— BEGIN Recorded information —
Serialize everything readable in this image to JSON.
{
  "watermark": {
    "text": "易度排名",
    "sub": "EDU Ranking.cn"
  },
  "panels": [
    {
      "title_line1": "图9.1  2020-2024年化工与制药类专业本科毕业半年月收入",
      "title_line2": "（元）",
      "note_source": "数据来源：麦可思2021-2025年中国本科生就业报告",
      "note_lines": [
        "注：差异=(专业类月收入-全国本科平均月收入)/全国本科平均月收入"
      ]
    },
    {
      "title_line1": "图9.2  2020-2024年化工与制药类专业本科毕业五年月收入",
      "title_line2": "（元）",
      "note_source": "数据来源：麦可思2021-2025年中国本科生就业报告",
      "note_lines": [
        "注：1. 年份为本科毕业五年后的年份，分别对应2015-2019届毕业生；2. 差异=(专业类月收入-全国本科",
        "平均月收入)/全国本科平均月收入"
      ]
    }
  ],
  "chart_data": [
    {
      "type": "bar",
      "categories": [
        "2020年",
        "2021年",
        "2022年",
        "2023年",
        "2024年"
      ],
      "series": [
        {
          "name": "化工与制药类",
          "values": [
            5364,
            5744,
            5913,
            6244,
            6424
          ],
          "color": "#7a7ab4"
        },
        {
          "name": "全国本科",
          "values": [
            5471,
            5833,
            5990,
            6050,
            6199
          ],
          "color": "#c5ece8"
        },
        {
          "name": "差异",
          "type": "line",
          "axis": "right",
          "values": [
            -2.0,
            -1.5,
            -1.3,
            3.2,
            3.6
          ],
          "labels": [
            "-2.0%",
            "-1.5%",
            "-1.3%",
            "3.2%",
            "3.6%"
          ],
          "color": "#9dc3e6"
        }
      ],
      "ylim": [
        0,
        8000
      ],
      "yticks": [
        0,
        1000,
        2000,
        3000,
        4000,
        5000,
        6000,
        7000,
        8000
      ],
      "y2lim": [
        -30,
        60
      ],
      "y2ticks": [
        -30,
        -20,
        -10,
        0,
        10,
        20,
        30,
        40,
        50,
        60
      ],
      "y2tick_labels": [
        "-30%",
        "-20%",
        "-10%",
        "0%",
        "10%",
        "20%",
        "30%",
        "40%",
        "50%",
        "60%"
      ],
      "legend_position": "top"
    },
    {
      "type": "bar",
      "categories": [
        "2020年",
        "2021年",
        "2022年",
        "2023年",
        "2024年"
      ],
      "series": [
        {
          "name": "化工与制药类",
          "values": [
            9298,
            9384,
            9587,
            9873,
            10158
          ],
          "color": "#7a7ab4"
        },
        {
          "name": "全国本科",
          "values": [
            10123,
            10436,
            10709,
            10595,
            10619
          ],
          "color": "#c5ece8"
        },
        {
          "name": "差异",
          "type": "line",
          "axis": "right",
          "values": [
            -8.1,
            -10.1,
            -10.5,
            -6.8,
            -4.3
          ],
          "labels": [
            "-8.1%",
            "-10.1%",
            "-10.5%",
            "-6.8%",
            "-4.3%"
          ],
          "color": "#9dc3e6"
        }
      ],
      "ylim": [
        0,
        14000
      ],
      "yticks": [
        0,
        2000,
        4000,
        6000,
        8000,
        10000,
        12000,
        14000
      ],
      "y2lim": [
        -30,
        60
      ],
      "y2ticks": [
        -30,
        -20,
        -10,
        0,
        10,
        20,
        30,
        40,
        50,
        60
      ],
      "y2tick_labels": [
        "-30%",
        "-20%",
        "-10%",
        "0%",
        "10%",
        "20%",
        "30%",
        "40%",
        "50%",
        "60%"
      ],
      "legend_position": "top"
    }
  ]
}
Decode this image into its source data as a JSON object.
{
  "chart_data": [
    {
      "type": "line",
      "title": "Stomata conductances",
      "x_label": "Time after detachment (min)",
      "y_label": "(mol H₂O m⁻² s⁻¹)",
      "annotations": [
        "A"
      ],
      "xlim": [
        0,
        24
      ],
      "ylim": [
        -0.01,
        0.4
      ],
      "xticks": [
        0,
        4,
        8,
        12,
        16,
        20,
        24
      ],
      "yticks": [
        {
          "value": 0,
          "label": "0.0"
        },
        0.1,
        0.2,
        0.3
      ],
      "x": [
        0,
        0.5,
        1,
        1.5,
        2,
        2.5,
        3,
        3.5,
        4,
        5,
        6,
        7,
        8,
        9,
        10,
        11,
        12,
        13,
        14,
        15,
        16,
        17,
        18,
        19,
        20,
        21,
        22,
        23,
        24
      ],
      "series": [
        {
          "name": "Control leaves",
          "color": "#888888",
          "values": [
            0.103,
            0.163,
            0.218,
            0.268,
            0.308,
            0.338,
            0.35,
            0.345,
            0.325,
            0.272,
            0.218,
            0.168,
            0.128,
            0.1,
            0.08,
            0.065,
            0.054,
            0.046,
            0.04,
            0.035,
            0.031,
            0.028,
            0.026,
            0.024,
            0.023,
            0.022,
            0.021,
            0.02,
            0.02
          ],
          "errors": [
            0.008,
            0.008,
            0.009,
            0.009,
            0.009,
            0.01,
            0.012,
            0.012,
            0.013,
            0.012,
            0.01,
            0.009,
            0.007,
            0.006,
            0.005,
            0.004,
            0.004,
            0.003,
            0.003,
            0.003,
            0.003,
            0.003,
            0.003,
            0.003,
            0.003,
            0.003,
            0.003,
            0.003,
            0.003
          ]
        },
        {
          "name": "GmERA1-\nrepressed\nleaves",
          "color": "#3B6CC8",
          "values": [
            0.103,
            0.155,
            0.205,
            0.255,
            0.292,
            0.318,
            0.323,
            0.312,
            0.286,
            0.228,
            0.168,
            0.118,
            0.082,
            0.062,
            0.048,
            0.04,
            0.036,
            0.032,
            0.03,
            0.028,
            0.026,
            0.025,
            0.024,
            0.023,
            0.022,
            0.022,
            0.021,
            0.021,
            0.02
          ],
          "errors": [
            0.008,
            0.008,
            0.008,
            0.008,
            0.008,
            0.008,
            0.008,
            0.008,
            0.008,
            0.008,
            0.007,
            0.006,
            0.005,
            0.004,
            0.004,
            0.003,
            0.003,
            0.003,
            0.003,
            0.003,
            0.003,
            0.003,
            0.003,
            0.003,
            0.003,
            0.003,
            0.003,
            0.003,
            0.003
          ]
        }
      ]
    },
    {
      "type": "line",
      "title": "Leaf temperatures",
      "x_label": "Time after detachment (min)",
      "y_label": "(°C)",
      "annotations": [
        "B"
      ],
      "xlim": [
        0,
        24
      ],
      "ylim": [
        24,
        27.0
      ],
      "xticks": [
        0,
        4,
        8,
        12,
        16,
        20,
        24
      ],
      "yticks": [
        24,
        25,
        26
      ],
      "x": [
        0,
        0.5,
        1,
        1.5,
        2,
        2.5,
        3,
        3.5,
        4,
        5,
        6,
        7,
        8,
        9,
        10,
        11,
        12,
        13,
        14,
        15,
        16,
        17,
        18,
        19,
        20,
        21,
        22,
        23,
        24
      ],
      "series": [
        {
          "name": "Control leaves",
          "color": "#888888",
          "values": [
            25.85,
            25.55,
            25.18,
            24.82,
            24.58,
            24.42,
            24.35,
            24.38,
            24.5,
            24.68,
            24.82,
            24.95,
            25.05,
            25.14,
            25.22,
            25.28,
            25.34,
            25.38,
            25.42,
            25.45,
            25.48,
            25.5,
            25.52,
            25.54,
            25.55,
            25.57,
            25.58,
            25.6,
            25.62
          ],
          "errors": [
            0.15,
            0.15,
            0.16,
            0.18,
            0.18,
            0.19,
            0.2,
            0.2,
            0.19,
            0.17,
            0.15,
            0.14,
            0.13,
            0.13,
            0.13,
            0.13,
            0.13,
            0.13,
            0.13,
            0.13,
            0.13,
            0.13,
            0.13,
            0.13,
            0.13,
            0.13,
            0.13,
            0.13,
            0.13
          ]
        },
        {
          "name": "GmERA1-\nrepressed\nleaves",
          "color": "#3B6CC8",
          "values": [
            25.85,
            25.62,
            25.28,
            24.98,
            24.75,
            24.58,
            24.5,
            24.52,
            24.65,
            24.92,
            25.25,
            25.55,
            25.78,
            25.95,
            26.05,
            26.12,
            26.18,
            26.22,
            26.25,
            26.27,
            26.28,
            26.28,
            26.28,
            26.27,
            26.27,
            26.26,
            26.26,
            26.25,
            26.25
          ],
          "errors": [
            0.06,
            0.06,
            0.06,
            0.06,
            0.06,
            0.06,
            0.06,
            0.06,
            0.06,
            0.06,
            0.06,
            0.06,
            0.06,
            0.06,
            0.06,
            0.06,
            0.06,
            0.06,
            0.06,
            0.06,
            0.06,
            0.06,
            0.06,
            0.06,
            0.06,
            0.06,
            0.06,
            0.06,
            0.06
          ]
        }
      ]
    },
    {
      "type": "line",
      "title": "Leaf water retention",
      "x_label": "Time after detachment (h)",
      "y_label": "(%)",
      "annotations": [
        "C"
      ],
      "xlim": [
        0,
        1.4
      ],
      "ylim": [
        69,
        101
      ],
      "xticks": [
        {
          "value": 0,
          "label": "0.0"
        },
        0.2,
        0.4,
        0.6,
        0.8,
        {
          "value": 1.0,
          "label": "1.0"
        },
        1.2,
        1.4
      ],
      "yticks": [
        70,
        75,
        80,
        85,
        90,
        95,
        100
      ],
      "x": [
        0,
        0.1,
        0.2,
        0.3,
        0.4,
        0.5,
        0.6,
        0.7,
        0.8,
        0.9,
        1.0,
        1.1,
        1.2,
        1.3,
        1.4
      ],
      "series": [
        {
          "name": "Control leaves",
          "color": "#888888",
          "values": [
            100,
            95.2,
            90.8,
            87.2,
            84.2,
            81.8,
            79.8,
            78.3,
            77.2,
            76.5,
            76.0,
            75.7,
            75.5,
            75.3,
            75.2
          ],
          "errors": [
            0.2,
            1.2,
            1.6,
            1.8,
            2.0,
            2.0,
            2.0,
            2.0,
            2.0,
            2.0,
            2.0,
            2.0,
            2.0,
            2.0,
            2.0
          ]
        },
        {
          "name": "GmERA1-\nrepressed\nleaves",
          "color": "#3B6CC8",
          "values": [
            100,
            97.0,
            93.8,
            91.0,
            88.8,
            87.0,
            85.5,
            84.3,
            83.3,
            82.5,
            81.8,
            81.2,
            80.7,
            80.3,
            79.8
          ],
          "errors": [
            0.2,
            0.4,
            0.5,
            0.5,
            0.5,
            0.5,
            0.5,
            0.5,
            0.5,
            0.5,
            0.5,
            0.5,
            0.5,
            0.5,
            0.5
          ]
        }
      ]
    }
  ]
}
— END Recorded information —
Report each line of the material above where the word "image" appears.

Serialize everything readable in this image to JSON.
Decode this image into its source data as a JSON object.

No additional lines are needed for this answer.